## What you will do
Return the full listing exactly as it is written.

## Extracted data entries
>>>

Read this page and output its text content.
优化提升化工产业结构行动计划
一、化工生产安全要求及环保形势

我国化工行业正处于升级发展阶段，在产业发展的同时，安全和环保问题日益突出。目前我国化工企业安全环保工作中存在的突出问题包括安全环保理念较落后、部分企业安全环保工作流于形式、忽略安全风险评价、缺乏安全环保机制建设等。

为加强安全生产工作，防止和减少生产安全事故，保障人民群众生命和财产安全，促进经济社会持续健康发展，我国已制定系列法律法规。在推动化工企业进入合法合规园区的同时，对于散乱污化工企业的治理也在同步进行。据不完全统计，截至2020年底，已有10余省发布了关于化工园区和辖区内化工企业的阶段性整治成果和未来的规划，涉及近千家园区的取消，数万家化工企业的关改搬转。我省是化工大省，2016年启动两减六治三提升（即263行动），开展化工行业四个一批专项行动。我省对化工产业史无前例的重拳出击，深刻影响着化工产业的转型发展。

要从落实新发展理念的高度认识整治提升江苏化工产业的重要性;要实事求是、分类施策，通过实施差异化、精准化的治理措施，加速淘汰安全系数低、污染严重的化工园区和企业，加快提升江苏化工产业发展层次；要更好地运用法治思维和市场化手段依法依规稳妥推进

<<<

## Expected answer
Read this page and output its text content.
优化提升化工产业结构行动计划
一、化工生产安全要求及环保形势

我国化工行业正处于升级发展阶段，在产业发展的同时，安全和环保问题日益突出。目前我国化工企业安全环保工作中存在的突出问题包括安全环保理念较落后、部分企业安全环保工作流于形式、忽略安全风险评价、缺乏安全环保机制建设等。

为加强安全生产工作，防止和减少生产安全事故，保障人民群众生命和财产安全，促进经济社会持续健康发展，我国已制定系列法律法规。在推动化工企业进入合法合规园区的同时，对于散乱污化工企业的治理也在同步进行。据不完全统计，截至2020年底，已有10余省发布了关于化工园区和辖区内化工企业的阶段性整治成果和未来的规划，涉及近千家园区的取消，数万家化工企业的关改搬转。我省是化工大省，2016年启动两减六治三提升（即263行动），开展化工行业四个一批专项行动。我省对化工产业史无前例的重拳出击，深刻影响着化工产业的转型发展。

要从落实新发展理念的高度认识整治提升江苏化工产业的重要性;要实事求是、分类施策，通过实施差异化、精准化的治理措施，加速淘汰安全系数低、污染严重的化工园区和企业，加快提升江苏化工产业发展层次；要更好地运用法治思维和市场化手段依法依规稳妥推进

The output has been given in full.